Dataset rows for document pages
........

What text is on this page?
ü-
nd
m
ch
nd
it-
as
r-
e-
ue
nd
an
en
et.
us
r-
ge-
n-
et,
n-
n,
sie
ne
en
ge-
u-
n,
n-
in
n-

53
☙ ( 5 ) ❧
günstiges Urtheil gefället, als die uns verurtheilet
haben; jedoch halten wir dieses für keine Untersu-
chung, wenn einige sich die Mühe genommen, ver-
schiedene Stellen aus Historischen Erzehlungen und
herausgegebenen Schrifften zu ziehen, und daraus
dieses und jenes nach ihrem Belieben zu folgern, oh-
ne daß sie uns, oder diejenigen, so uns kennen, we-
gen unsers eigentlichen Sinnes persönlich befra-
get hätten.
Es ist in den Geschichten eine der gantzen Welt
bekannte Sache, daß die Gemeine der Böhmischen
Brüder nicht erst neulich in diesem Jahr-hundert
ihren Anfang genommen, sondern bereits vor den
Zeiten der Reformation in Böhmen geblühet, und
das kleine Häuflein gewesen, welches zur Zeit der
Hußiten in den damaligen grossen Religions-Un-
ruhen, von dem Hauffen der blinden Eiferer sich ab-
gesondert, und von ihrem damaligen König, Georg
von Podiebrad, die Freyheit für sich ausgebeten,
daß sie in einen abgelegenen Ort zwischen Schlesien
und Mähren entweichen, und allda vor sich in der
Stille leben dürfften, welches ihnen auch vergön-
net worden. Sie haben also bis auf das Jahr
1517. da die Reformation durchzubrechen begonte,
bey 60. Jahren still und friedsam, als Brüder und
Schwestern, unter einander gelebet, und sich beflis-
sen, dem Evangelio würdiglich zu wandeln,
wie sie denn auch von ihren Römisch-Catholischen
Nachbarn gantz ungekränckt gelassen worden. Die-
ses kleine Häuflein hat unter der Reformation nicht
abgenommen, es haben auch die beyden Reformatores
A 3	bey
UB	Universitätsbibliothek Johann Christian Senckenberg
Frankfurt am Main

........

Task requirements:
Look over the records above and filter for each line with the word "Brüder".

Solution for this exercise:
Brüder nicht erst neulich in diesem Jahr-hundert
bey 60. Jahren still und friedsam, als Brüder und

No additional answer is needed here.